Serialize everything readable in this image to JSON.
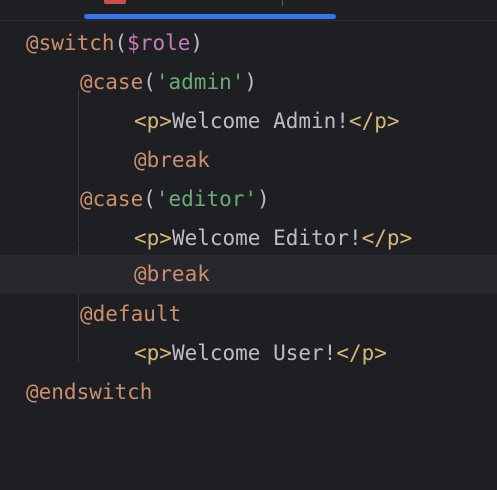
{
  "editor": {
    "lines": [
      {
        "directive": "@switch",
        "open": "(",
        "variable": "$role",
        "close": ")"
      },
      {
        "directive": "@case",
        "open": "(",
        "string": "'admin'",
        "close": ")"
      },
      {
        "tag_open": "<p>",
        "text": "Welcome Admin!",
        "tag_close": "</p>"
      },
      {
        "directive": "@break"
      },
      {
        "directive": "@case",
        "open": "(",
        "string": "'editor'",
        "close": ")"
      },
      {
        "tag_open": "<p>",
        "text": "Welcome Editor!",
        "tag_close": "</p>"
      },
      {
        "directive": "@break"
      },
      {
        "directive": "@default"
      },
      {
        "tag_open": "<p>",
        "text": "Welcome User!",
        "tag_close": "</p>"
      },
      {
        "directive": "@endswitch"
      }
    ],
    "current_line": 7
  },
  "colors": {
    "background": "#1e1f22",
    "current_line_highlight": "#26282e",
    "directive": "#cf8e6d",
    "variable": "#c77dbb",
    "string": "#6aab73",
    "html_tag": "#d5b778",
    "plain_text": "#bcbec4",
    "active_tab_underline": "#3574f0"
  }
}
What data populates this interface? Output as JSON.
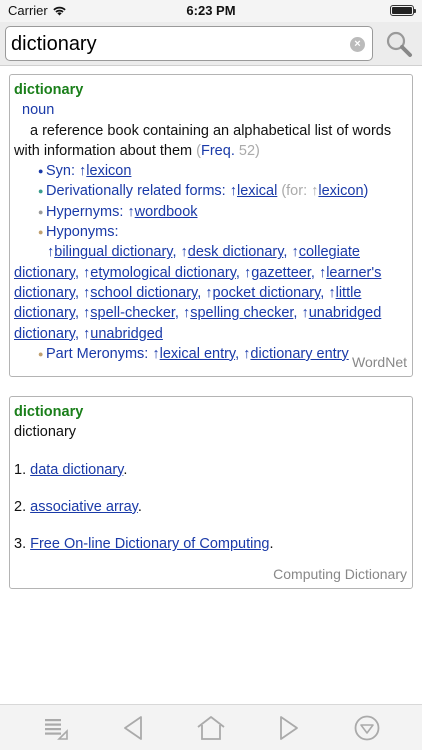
{
  "status": {
    "carrier": "Carrier",
    "time": "6:23 PM",
    "battery_level": 1.0
  },
  "search": {
    "value": "dictionary"
  },
  "wordnet": {
    "headword": "dictionary",
    "pos": "noun",
    "definition": "a reference book containing an alphabetical list of words with information about them",
    "freq_label": "Freq.",
    "freq_value": "52",
    "syn_label": "Syn:",
    "syn_link": "lexicon",
    "deriv_label": "Derivationally related forms:",
    "deriv_link": "lexical",
    "deriv_for_label": "(for:",
    "deriv_for_link": "lexicon",
    "hypernyms_label": "Hypernyms:",
    "hypernyms_link": "wordbook",
    "hyponyms_label": "Hyponyms:",
    "hyponyms": [
      "bilingual dictionary",
      "desk dictionary",
      "collegiate dictionary",
      "etymological dictionary",
      "gazetteer",
      "learner's dictionary",
      "school dictionary",
      "pocket dictionary",
      "little dictionary",
      "spell-checker",
      "spelling checker",
      "unabridged dictionary",
      "unabridged"
    ],
    "meronyms_label": "Part Meronyms:",
    "meronyms": [
      "lexical entry",
      "dictionary entry"
    ],
    "source": "WordNet"
  },
  "computing": {
    "headword": "dictionary",
    "subtitle": "dictionary",
    "items": [
      {
        "num": "1.",
        "link": "data dictionary"
      },
      {
        "num": "2.",
        "link": "associative array"
      },
      {
        "num": "3.",
        "link": "Free On-line Dictionary of Computing"
      }
    ],
    "source": "Computing Dictionary"
  },
  "toolbar": {
    "icons": [
      "list-icon",
      "back-icon",
      "home-icon",
      "forward-icon",
      "menu-icon"
    ]
  }
}
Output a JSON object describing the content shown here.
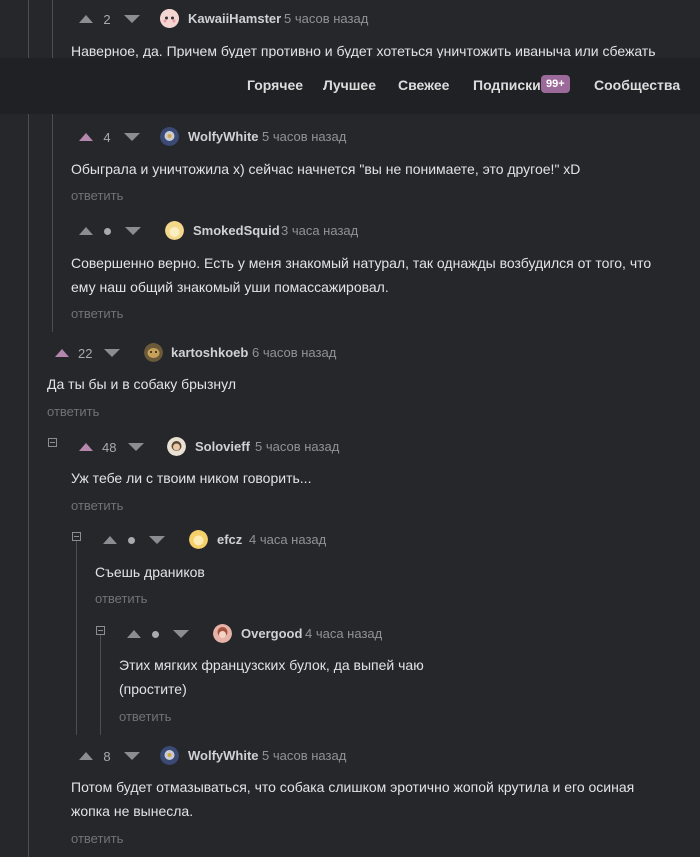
{
  "nav": {
    "items": [
      "Горячее",
      "Лучшее",
      "Свежее",
      "Подписки",
      "Сообщества"
    ],
    "subscriptions_badge": "99+"
  },
  "reply_label": "ответить",
  "comments": [
    {
      "author": "KawaiiHamster",
      "time": "5 часов назад",
      "score": "2",
      "text": [
        "Наверное, да. Причем будет противно и будет хотеться уничтожить иваныча или сбежать"
      ]
    },
    {
      "author": "WolfyWhite",
      "time": "5 часов назад",
      "score": "4",
      "text": [
        "Обыграла и уничтожила x) сейчас начнется \"вы не понимаете, это другое!\" xD"
      ]
    },
    {
      "author": "SmokedSquid",
      "time": "3 часа назад",
      "score": "",
      "text": [
        "Совершенно верно. Есть у меня знакомый натурал, так однажды возбудился от того, что",
        "ему наш общий знакомый уши помассажировал."
      ]
    },
    {
      "author": "kartoshkoeb",
      "time": "6 часов назад",
      "score": "22",
      "text": [
        "Да ты бы и в собаку брызнул"
      ]
    },
    {
      "author": "Solovieff",
      "time": "5 часов назад",
      "score": "48",
      "text": [
        "Уж тебе ли с твоим ником говорить..."
      ]
    },
    {
      "author": "efcz",
      "time": "4 часа назад",
      "score": "",
      "text": [
        "Съешь драников"
      ]
    },
    {
      "author": "Overgood",
      "time": "4 часа назад",
      "score": "",
      "text": [
        "Этих мягких французских булок, да выпей чаю",
        "(простите)"
      ]
    },
    {
      "author": "WolfyWhite",
      "time": "5 часов назад",
      "score": "8",
      "text": [
        "Потом будет отмазываться, что собака слишком эротично жопой крутила и его осиная",
        "жопка не вынесла."
      ]
    }
  ],
  "colors": {
    "background": "#25272b",
    "upvote_active": "#b487ad",
    "badge": "#9b6a9a"
  }
}
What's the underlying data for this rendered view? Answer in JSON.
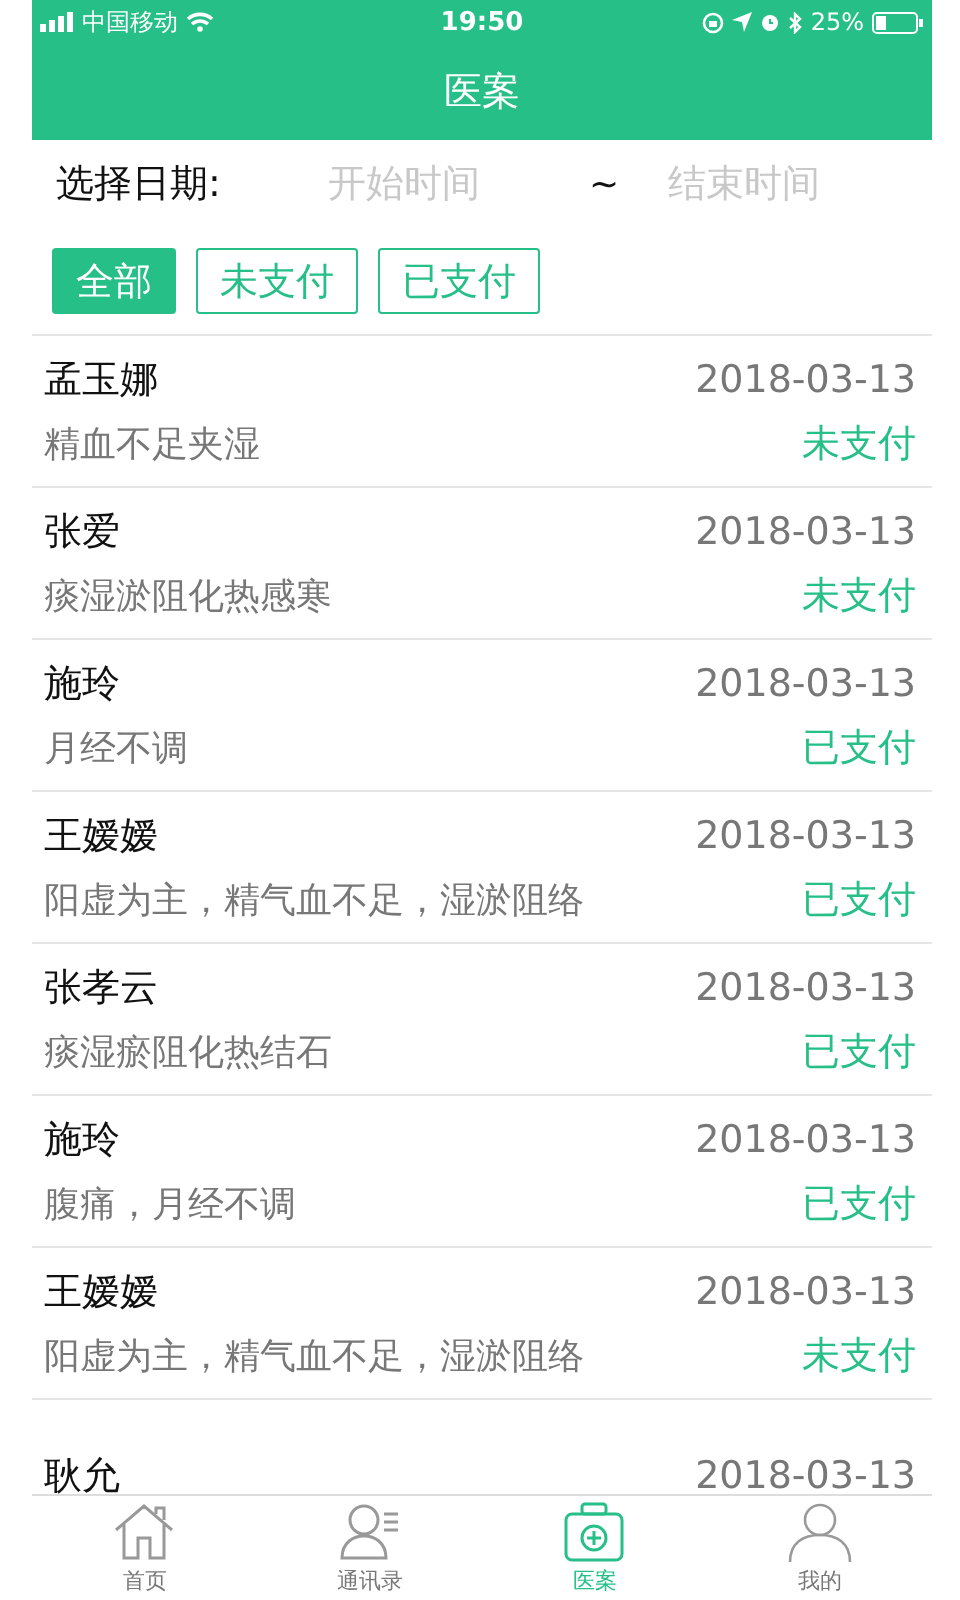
{
  "status_bar": {
    "carrier": "中国移动",
    "time": "19:50",
    "battery": "25%"
  },
  "nav": {
    "title": "医案"
  },
  "date_filter": {
    "label": "选择日期:",
    "start_placeholder": "开始时间",
    "separator": "~",
    "end_placeholder": "结束时间"
  },
  "filters": [
    {
      "label": "全部",
      "selected": true
    },
    {
      "label": "未支付",
      "selected": false
    },
    {
      "label": "已支付",
      "selected": false
    }
  ],
  "records": [
    {
      "name": "孟玉娜",
      "date": "2018-03-13",
      "diagnosis": "精血不足夹湿",
      "status": "未支付"
    },
    {
      "name": "张爱",
      "date": "2018-03-13",
      "diagnosis": "痰湿淤阻化热感寒",
      "status": "未支付"
    },
    {
      "name": "施玲",
      "date": "2018-03-13",
      "diagnosis": "月经不调",
      "status": "已支付"
    },
    {
      "name": "王嫒嫒",
      "date": "2018-03-13",
      "diagnosis": "阳虚为主，精气血不足，湿淤阻络",
      "status": "已支付"
    },
    {
      "name": "张孝云",
      "date": "2018-03-13",
      "diagnosis": "痰湿瘀阻化热结石",
      "status": "已支付"
    },
    {
      "name": "施玲",
      "date": "2018-03-13",
      "diagnosis": "腹痛，月经不调",
      "status": "已支付"
    },
    {
      "name": "王嫒嫒",
      "date": "2018-03-13",
      "diagnosis": "阳虚为主，精气血不足，湿淤阻络",
      "status": "未支付"
    },
    {
      "name": "耿允",
      "date": "2018-03-13"
    }
  ],
  "tab_bar": [
    {
      "label": "首页",
      "kind": "home",
      "selected": false
    },
    {
      "label": "通讯录",
      "kind": "contacts",
      "selected": false
    },
    {
      "label": "医案",
      "kind": "records",
      "selected": true
    },
    {
      "label": "我的",
      "kind": "profile",
      "selected": false
    }
  ]
}
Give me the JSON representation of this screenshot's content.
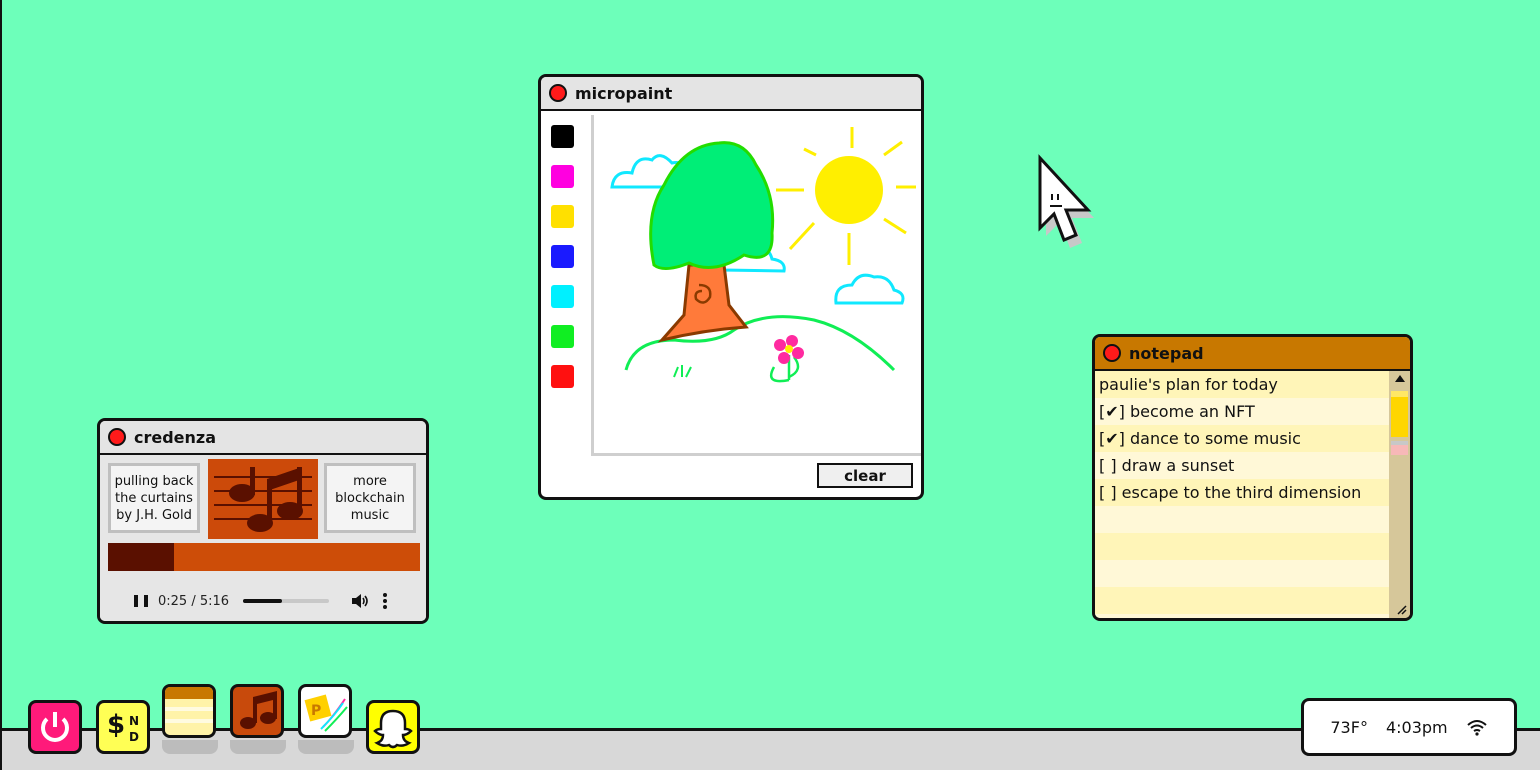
{
  "desktop": {
    "background": "#6dffba"
  },
  "micropaint": {
    "title": "micropaint",
    "palette": [
      {
        "name": "black",
        "color": "#000000"
      },
      {
        "name": "magenta",
        "color": "#ff00e0"
      },
      {
        "name": "yellow",
        "color": "#ffe000"
      },
      {
        "name": "blue",
        "color": "#1a1aff"
      },
      {
        "name": "cyan",
        "color": "#00f0ff"
      },
      {
        "name": "green",
        "color": "#10ee22"
      },
      {
        "name": "red",
        "color": "#ff1010"
      }
    ],
    "clear_label": "clear"
  },
  "credenza": {
    "title": "credenza",
    "track": "pulling back the curtains by J.H. Gold",
    "next_link": "more blockchain music",
    "progress": 0.21,
    "time": "0:25 / 5:16",
    "seek_fraction": 0.45
  },
  "notepad": {
    "title": "notepad",
    "lines": [
      "paulie's plan for today",
      "[✔] become an NFT",
      "[✔] dance to some music",
      "[ ] draw a sunset",
      "[ ] escape to the third dimension",
      "",
      "",
      "",
      ""
    ]
  },
  "dock": [
    {
      "name": "power",
      "color": "#ff1a7a"
    },
    {
      "name": "ens",
      "color": "#ffff55"
    },
    {
      "name": "notepad",
      "color": "#fff3a8"
    },
    {
      "name": "credenza",
      "color": "#c84a0c"
    },
    {
      "name": "micropaint",
      "color": "#ffffff"
    },
    {
      "name": "snapchat",
      "color": "#ffff00"
    }
  ],
  "tray": {
    "temperature": "73F°",
    "time": "4:03pm",
    "wifi_icon": "wifi-icon"
  }
}
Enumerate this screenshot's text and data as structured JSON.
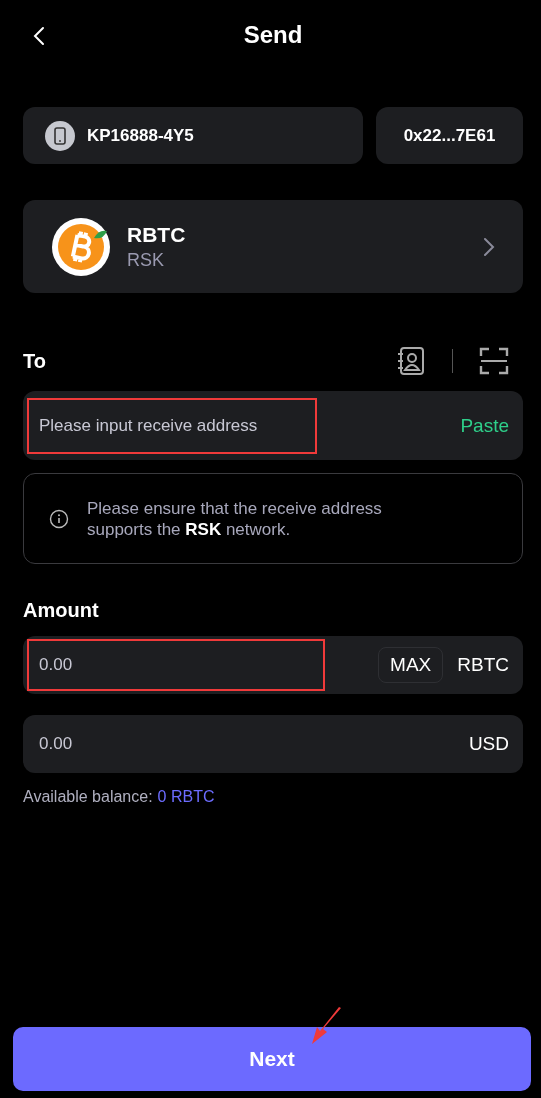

Task goal:
Each line from the one that contains "Give me the" through the end of the records should be restated exactly; include both end lines and leave any pictures out.

The output:
Give me the JSON representation of this screenshot's content.
{
  "desktop": {
    "background": "#6dffba"
  },
  "micropaint": {
    "title": "micropaint",
    "palette": [
      {
        "name": "black",
        "color": "#000000"
      },
      {
        "name": "magenta",
        "color": "#ff00e0"
      },
      {
        "name": "yellow",
        "color": "#ffe000"
      },
      {
        "name": "blue",
        "color": "#1a1aff"
      },
      {
        "name": "cyan",
        "color": "#00f0ff"
      },
      {
        "name": "green",
        "color": "#10ee22"
      },
      {
        "name": "red",
        "color": "#ff1010"
      }
    ],
    "clear_label": "clear"
  },
  "credenza": {
    "title": "credenza",
    "track": "pulling back the curtains by J.H. Gold",
    "next_link": "more blockchain music",
    "progress": 0.21,
    "time": "0:25 / 5:16",
    "seek_fraction": 0.45
  },
  "notepad": {
    "title": "notepad",
    "lines": [
      "paulie's plan for today",
      "[✔] become an NFT",
      "[✔] dance to some music",
      "[ ] draw a sunset",
      "[ ] escape to the third dimension",
      "",
      "",
      "",
      ""
    ]
  },
  "dock": [
    {
      "name": "power",
      "color": "#ff1a7a"
    },
    {
      "name": "ens",
      "color": "#ffff55"
    },
    {
      "name": "notepad",
      "color": "#fff3a8"
    },
    {
      "name": "credenza",
      "color": "#c84a0c"
    },
    {
      "name": "micropaint",
      "color": "#ffffff"
    },
    {
      "name": "snapchat",
      "color": "#ffff00"
    }
  ],
  "tray": {
    "temperature": "73F°",
    "time": "4:03pm",
    "wifi_icon": "wifi-icon"
  }
}
Enumerate this screenshot's text and data as structured JSON.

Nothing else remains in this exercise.